Find the lines holding "解决方案" and copy them.

▼

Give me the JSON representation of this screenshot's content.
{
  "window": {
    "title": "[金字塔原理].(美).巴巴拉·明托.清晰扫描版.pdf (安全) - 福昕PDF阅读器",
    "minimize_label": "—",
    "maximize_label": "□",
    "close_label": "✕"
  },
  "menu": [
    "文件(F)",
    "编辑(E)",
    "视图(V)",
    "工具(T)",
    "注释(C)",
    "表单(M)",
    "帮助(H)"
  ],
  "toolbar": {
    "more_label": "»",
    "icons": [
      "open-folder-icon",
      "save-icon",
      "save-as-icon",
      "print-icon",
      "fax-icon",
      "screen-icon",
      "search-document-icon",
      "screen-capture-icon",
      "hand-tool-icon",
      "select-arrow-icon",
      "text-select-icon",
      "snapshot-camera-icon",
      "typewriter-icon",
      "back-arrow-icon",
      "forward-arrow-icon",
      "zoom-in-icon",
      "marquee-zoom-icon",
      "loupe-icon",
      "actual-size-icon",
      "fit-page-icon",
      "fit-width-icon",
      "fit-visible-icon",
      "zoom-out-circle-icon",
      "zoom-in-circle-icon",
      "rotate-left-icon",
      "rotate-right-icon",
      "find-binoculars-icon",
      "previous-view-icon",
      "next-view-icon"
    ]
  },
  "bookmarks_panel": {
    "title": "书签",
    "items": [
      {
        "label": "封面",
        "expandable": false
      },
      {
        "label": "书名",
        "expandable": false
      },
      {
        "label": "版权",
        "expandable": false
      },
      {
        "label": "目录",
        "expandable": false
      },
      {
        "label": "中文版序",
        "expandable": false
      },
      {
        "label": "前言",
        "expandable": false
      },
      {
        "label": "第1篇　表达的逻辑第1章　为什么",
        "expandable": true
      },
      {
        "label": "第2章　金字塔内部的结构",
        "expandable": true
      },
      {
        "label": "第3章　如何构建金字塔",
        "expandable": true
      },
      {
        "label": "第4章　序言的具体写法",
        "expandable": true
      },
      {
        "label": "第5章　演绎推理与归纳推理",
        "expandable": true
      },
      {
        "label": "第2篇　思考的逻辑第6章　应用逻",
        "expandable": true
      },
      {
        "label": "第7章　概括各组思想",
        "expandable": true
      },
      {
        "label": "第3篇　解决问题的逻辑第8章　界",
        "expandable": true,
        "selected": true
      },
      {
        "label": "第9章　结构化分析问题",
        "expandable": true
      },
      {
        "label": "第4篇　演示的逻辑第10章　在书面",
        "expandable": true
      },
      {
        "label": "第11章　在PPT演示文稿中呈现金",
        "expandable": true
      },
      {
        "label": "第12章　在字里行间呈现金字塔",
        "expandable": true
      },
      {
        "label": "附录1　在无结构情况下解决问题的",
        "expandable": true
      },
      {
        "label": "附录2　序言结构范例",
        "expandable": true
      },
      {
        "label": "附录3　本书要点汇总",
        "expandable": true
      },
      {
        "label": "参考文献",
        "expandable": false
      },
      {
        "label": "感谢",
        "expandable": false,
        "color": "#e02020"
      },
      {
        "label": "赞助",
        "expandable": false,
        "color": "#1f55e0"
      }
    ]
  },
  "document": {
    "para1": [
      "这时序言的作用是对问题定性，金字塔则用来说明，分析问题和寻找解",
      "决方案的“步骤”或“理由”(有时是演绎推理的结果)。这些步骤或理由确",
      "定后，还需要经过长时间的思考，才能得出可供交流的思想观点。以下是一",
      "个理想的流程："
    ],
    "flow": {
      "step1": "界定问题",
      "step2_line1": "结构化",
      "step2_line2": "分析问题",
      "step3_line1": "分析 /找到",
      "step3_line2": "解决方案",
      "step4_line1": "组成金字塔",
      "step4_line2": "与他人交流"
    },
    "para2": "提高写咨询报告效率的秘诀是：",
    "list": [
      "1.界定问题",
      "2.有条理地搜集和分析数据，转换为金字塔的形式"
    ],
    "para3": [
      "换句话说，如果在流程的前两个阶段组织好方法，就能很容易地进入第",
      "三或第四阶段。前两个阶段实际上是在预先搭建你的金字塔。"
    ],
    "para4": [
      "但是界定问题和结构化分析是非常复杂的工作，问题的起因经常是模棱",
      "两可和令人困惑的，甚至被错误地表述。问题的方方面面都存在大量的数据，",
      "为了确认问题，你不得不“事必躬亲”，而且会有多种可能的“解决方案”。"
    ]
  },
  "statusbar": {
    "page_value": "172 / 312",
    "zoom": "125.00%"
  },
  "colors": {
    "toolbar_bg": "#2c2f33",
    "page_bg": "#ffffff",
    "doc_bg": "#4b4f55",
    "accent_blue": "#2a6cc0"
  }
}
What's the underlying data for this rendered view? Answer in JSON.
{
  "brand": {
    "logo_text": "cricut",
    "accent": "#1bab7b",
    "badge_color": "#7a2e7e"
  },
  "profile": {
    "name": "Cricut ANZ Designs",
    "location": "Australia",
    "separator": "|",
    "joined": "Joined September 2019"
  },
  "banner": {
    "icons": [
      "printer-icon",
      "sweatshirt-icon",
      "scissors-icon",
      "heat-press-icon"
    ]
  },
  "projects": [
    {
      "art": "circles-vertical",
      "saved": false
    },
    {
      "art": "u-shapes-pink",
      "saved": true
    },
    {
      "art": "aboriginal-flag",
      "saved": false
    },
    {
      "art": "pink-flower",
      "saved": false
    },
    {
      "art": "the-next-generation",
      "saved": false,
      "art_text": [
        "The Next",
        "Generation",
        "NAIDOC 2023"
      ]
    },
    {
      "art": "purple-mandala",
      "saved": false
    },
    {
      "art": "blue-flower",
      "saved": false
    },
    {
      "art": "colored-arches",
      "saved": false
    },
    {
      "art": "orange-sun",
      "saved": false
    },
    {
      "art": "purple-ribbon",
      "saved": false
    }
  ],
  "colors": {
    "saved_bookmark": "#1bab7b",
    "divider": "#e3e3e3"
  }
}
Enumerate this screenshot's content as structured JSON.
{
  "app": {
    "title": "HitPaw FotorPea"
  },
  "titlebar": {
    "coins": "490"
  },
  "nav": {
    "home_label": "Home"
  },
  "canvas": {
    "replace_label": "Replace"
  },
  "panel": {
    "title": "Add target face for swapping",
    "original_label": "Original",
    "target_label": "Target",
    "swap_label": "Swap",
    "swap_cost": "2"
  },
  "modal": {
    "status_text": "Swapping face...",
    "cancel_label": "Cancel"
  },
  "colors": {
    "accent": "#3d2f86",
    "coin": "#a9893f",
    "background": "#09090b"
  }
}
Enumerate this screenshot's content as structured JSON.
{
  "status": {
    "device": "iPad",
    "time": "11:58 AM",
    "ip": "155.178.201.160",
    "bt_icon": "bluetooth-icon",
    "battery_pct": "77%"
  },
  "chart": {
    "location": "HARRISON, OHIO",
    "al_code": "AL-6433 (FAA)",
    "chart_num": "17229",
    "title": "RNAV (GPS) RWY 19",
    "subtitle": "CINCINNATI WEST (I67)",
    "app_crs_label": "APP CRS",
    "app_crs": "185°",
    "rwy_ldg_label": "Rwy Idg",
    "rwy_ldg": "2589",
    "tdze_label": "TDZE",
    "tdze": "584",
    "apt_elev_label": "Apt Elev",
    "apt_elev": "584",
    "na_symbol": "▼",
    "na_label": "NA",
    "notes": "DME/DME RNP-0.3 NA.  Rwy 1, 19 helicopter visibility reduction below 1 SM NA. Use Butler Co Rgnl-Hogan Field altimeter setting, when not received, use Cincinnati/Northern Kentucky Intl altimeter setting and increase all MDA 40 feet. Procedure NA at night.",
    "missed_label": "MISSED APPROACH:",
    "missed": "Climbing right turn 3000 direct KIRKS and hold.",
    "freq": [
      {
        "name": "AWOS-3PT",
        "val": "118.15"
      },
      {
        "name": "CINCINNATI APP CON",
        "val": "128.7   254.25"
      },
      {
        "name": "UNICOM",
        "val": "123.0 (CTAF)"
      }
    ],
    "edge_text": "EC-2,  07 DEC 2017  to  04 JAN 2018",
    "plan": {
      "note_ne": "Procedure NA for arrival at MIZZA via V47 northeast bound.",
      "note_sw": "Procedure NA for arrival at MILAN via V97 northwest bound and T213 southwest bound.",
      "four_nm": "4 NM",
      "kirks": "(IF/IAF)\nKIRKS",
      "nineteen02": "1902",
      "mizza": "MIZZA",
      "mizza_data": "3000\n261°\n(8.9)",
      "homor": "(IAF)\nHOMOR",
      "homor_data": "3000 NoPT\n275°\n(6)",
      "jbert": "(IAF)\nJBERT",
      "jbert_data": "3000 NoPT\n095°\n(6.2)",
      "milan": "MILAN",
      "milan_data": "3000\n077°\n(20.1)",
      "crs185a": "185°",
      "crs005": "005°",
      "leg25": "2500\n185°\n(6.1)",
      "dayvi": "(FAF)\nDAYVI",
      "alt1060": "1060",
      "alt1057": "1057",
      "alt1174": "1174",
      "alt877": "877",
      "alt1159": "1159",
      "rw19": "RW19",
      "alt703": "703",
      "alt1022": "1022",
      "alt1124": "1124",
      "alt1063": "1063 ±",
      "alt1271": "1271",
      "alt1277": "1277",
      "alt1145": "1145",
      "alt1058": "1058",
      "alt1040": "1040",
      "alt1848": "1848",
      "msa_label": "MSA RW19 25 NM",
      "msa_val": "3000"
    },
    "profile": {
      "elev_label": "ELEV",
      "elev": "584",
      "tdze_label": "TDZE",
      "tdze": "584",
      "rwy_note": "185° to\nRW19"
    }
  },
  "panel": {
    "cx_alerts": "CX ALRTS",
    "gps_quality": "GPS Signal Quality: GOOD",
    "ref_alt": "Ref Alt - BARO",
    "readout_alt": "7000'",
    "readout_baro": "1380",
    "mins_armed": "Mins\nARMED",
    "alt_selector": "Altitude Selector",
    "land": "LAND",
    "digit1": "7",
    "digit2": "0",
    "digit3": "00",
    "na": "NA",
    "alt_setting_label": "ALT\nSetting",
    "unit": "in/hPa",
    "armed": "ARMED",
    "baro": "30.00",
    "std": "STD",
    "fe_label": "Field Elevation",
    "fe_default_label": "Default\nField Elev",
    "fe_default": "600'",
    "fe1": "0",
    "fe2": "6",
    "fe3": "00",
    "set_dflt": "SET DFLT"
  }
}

▲

• **ANSWER FOR THIS EXERCISE**:
      "step3_line2": "解决方案",
      "为了确认问题，你不得不“事必躬亲”，而且会有多种可能的“解决方案”。"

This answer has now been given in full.